• **Problem requirements**
Identify the lines that contain the string "iure" and copy all of them.

• **Listing**
┄┄┄┄┄┄

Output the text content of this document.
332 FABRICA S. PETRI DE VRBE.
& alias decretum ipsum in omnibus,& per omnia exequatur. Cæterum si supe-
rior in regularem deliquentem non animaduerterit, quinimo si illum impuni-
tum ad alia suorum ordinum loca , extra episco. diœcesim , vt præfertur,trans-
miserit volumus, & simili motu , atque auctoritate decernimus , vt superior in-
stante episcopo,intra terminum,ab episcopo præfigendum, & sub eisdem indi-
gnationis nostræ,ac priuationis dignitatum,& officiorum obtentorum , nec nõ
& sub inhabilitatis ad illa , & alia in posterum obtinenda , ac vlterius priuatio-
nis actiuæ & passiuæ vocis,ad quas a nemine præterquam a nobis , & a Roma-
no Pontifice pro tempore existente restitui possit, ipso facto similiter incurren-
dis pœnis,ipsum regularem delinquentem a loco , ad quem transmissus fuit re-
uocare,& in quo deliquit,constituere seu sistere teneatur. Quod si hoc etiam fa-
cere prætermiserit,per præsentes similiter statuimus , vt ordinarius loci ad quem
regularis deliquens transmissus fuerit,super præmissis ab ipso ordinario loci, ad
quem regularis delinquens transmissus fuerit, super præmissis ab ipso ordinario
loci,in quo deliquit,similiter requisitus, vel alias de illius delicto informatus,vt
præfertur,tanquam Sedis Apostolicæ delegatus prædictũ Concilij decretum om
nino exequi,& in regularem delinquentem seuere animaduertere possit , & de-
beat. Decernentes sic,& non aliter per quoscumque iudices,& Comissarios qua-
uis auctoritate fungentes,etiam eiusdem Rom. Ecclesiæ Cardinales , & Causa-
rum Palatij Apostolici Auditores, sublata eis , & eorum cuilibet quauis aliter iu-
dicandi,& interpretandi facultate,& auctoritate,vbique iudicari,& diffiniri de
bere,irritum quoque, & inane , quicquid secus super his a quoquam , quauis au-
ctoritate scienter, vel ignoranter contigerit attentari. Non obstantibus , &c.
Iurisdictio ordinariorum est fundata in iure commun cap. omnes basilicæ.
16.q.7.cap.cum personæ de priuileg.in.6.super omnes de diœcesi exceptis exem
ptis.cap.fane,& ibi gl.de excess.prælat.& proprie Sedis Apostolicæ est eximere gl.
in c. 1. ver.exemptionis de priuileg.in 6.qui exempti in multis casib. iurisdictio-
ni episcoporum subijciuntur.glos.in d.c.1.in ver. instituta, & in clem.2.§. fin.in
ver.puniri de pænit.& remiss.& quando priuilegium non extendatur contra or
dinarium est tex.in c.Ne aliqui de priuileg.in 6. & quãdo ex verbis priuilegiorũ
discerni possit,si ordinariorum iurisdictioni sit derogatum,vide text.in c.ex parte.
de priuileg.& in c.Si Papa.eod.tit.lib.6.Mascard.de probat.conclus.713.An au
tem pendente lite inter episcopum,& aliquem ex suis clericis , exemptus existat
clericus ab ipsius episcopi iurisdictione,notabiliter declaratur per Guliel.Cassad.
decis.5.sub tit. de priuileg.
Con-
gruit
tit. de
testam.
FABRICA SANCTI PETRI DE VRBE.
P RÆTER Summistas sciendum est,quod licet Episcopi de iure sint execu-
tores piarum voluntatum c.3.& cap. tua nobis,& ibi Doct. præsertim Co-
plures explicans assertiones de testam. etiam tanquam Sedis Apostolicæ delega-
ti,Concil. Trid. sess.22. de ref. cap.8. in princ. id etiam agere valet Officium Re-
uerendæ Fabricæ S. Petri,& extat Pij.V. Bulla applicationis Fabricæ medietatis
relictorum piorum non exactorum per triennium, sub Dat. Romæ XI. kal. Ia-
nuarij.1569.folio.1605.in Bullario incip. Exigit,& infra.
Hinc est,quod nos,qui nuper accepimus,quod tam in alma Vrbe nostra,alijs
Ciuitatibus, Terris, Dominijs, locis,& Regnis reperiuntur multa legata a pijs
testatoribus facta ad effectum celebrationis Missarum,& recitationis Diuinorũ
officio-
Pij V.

┄┄┄┄┄┄

• **Solution to the problem**
Iurisdictio ordinariorum est fundata in iure commun cap. omnes basilicæ.
P RÆTER Summistas sciendum est,quod licet Episcopi de iure sint execu-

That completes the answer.